**Entries provided:**
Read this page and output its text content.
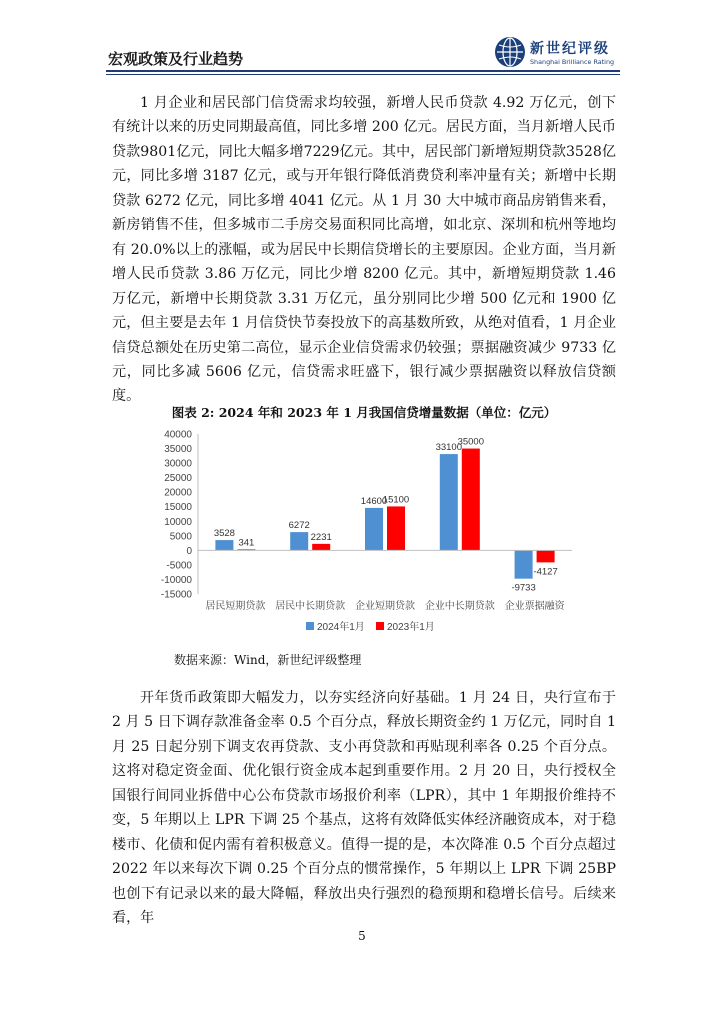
宏观政策及行业趋势
新世纪评级
Shanghai Brilliance Rating

1 月企业和居民部门信贷需求均较强，新增人民币贷款 4.92 万亿元，创下有统计以来的历史同期最高值，同比多增 200 亿元。居民方面，当月新增人民币贷款9801亿元，同比大幅多增7229亿元。其中，居民部门新增短期贷款3528亿元，同比多增 3187 亿元，或与开年银行降低消费贷利率冲量有关；新增中长期贷款 6272 亿元，同比多增 4041 亿元。从 1 月 30 大中城市商品房销售来看，新房销售不佳，但多城市二手房交易面积同比高增，如北京、深圳和杭州等地均有 20.0%以上的涨幅，或为居民中长期信贷增长的主要原因。企业方面，当月新增人民币贷款 3.86 万亿元，同比少增 8200 亿元。其中，新增短期贷款 1.46 万亿元，新增中长期贷款 3.31 万亿元，虽分别同比少增 500 亿元和 1900 亿元，但主要是去年 1 月信贷快节奏投放下的高基数所致，从绝对值看，1 月企业信贷总额处在历史第二高位，显示企业信贷需求仍较强；票据融资减少 9733 亿元，同比多减 5606 亿元，信贷需求旺盛下，银行减少票据融资以释放信贷额度。

图表 2: 2024 年和 2023 年 1 月我国信贷增量数据（单位：亿元）
40000
35000
30000
25000
20000
15000
10000
5000
0
-5000
-10000
-15000
3528
341
6272
2231
14600
15100
33100
35000
-9733
-4127
居民短期贷款 居民中长期贷款 企业短期贷款 企业中长期贷款 企业票据融资
2024年1月 2023年1月
数据来源：Wind，新世纪评级整理

开年货币政策即大幅发力，以夯实经济向好基础。1 月 24 日，央行宣布于 2 月 5 日下调存款准备金率 0.5 个百分点，释放长期资金约 1 万亿元，同时自 1 月 25 日起分别下调支农再贷款、支小再贷款和再贴现利率各 0.25 个百分点。这将对稳定资金面、优化银行资金成本起到重要作用。2 月 20 日，央行授权全国银行间同业拆借中心公布贷款市场报价利率（LPR），其中 1 年期报价维持不变，5 年期以上 LPR 下调 25 个基点，这将有效降低实体经济融资成本，对于稳楼市、化债和促内需有着积极意义。值得一提的是，本次降准 0.5 个百分点超过 2022 年以来每次下调 0.25 个百分点的惯常操作，5 年期以上 LPR 下调 25BP 也创下有记录以来的最大降幅，释放出央行强烈的稳预期和稳增长信号。后续来看，年

5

**Written task:** Reproduce each entry verbatim, excluding any embedded images.

**Answer to this task:**
Read this page and output its text content.
宏观政策及行业趋势
新世纪评级
Shanghai Brilliance Rating

1 月企业和居民部门信贷需求均较强，新增人民币贷款 4.92 万亿元，创下有统计以来的历史同期最高值，同比多增 200 亿元。居民方面，当月新增人民币贷款9801亿元，同比大幅多增7229亿元。其中，居民部门新增短期贷款3528亿元，同比多增 3187 亿元，或与开年银行降低消费贷利率冲量有关；新增中长期贷款 6272 亿元，同比多增 4041 亿元。从 1 月 30 大中城市商品房销售来看，新房销售不佳，但多城市二手房交易面积同比高增，如北京、深圳和杭州等地均有 20.0%以上的涨幅，或为居民中长期信贷增长的主要原因。企业方面，当月新增人民币贷款 3.86 万亿元，同比少增 8200 亿元。其中，新增短期贷款 1.46 万亿元，新增中长期贷款 3.31 万亿元，虽分别同比少增 500 亿元和 1900 亿元，但主要是去年 1 月信贷快节奏投放下的高基数所致，从绝对值看，1 月企业信贷总额处在历史第二高位，显示企业信贷需求仍较强；票据融资减少 9733 亿元，同比多减 5606 亿元，信贷需求旺盛下，银行减少票据融资以释放信贷额度。

图表 2: 2024 年和 2023 年 1 月我国信贷增量数据（单位：亿元）
40000
35000
30000
25000
20000
15000
10000
5000
0
-5000
-10000
-15000
3528
341
6272
2231
14600
15100
33100
35000
-9733
-4127
居民短期贷款 居民中长期贷款 企业短期贷款 企业中长期贷款 企业票据融资
2024年1月 2023年1月
数据来源：Wind，新世纪评级整理

开年货币政策即大幅发力，以夯实经济向好基础。1 月 24 日，央行宣布于 2 月 5 日下调存款准备金率 0.5 个百分点，释放长期资金约 1 万亿元，同时自 1 月 25 日起分别下调支农再贷款、支小再贷款和再贴现利率各 0.25 个百分点。这将对稳定资金面、优化银行资金成本起到重要作用。2 月 20 日，央行授权全国银行间同业拆借中心公布贷款市场报价利率（LPR），其中 1 年期报价维持不变，5 年期以上 LPR 下调 25 个基点，这将有效降低实体经济融资成本，对于稳楼市、化债和促内需有着积极意义。值得一提的是，本次降准 0.5 个百分点超过 2022 年以来每次下调 0.25 个百分点的惯常操作，5 年期以上 LPR 下调 25BP 也创下有记录以来的最大降幅，释放出央行强烈的稳预期和稳增长信号。后续来看，年

5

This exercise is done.